TASK PROMPT:
Output the records exactly as they appear, with no pictures included.

Figure contents as structured data:
>> BEGIN
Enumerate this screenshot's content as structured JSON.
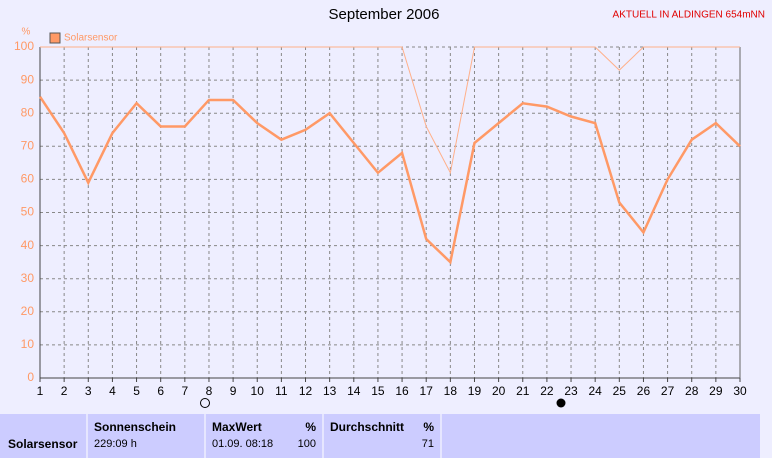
{
  "chart_data": {
    "type": "line",
    "title": "September 2006",
    "annotation": "AKTUELL IN ALDINGEN 654mNN",
    "y_label": "%",
    "x": [
      1,
      2,
      3,
      4,
      5,
      6,
      7,
      8,
      9,
      10,
      11,
      12,
      13,
      14,
      15,
      16,
      17,
      18,
      19,
      20,
      21,
      22,
      23,
      24,
      25,
      26,
      27,
      28,
      29,
      30
    ],
    "series": [
      {
        "name": "Solarsensor",
        "color": "#ff9966",
        "values": [
          85,
          74,
          59,
          74,
          83,
          76,
          76,
          84,
          84,
          77,
          72,
          75,
          80,
          71,
          62,
          68,
          42,
          35,
          71,
          77,
          83,
          82,
          79,
          77,
          53,
          44,
          60,
          72,
          77,
          70
        ]
      },
      {
        "color": "#ffb08a",
        "values": [
          100,
          100,
          100,
          100,
          100,
          100,
          100,
          100,
          100,
          100,
          100,
          100,
          100,
          100,
          100,
          100,
          76,
          62,
          100,
          100,
          100,
          100,
          100,
          100,
          93,
          100,
          100,
          100,
          100,
          100
        ]
      }
    ],
    "xlim": [
      1,
      30
    ],
    "xticks": [
      1,
      2,
      3,
      4,
      5,
      6,
      7,
      8,
      9,
      10,
      11,
      12,
      13,
      14,
      15,
      16,
      17,
      18,
      19,
      20,
      21,
      22,
      23,
      24,
      25,
      26,
      27,
      28,
      29,
      30
    ],
    "ylim": [
      0,
      100
    ],
    "yticks": [
      0,
      10,
      20,
      30,
      40,
      50,
      60,
      70,
      80,
      90,
      100
    ],
    "grid": true,
    "legend": "top-left"
  },
  "stats": {
    "row_label": "Solarsensor",
    "sunshine": {
      "header": "Sonnenschein",
      "value": "229:09 h"
    },
    "max": {
      "header": "MaxWert",
      "unit": "%",
      "time": "01.09.  08:18",
      "value": 100
    },
    "avg": {
      "header": "Durchschnitt",
      "unit": "%",
      "value": 71
    }
  }
}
>> END
RESULT:
Enumerate this screenshot's content as structured JSON.
{
  "chart_data": {
    "type": "line",
    "title": "September 2006",
    "annotation": "AKTUELL IN ALDINGEN 654mNN",
    "y_label": "%",
    "x": [
      1,
      2,
      3,
      4,
      5,
      6,
      7,
      8,
      9,
      10,
      11,
      12,
      13,
      14,
      15,
      16,
      17,
      18,
      19,
      20,
      21,
      22,
      23,
      24,
      25,
      26,
      27,
      28,
      29,
      30
    ],
    "series": [
      {
        "name": "Solarsensor",
        "color": "#ff9966",
        "values": [
          85,
          74,
          59,
          74,
          83,
          76,
          76,
          84,
          84,
          77,
          72,
          75,
          80,
          71,
          62,
          68,
          42,
          35,
          71,
          77,
          83,
          82,
          79,
          77,
          53,
          44,
          60,
          72,
          77,
          70
        ]
      },
      {
        "color": "#ffb08a",
        "values": [
          100,
          100,
          100,
          100,
          100,
          100,
          100,
          100,
          100,
          100,
          100,
          100,
          100,
          100,
          100,
          100,
          76,
          62,
          100,
          100,
          100,
          100,
          100,
          100,
          93,
          100,
          100,
          100,
          100,
          100
        ]
      }
    ],
    "xlim": [
      1,
      30
    ],
    "xticks": [
      1,
      2,
      3,
      4,
      5,
      6,
      7,
      8,
      9,
      10,
      11,
      12,
      13,
      14,
      15,
      16,
      17,
      18,
      19,
      20,
      21,
      22,
      23,
      24,
      25,
      26,
      27,
      28,
      29,
      30
    ],
    "ylim": [
      0,
      100
    ],
    "yticks": [
      0,
      10,
      20,
      30,
      40,
      50,
      60,
      70,
      80,
      90,
      100
    ],
    "grid": true,
    "legend": "top-left"
  },
  "stats": {
    "row_label": "Solarsensor",
    "sunshine": {
      "header": "Sonnenschein",
      "value": "229:09 h"
    },
    "max": {
      "header": "MaxWert",
      "unit": "%",
      "time": "01.09.  08:18",
      "value": 100
    },
    "avg": {
      "header": "Durchschnitt",
      "unit": "%",
      "value": 71
    }
  }
}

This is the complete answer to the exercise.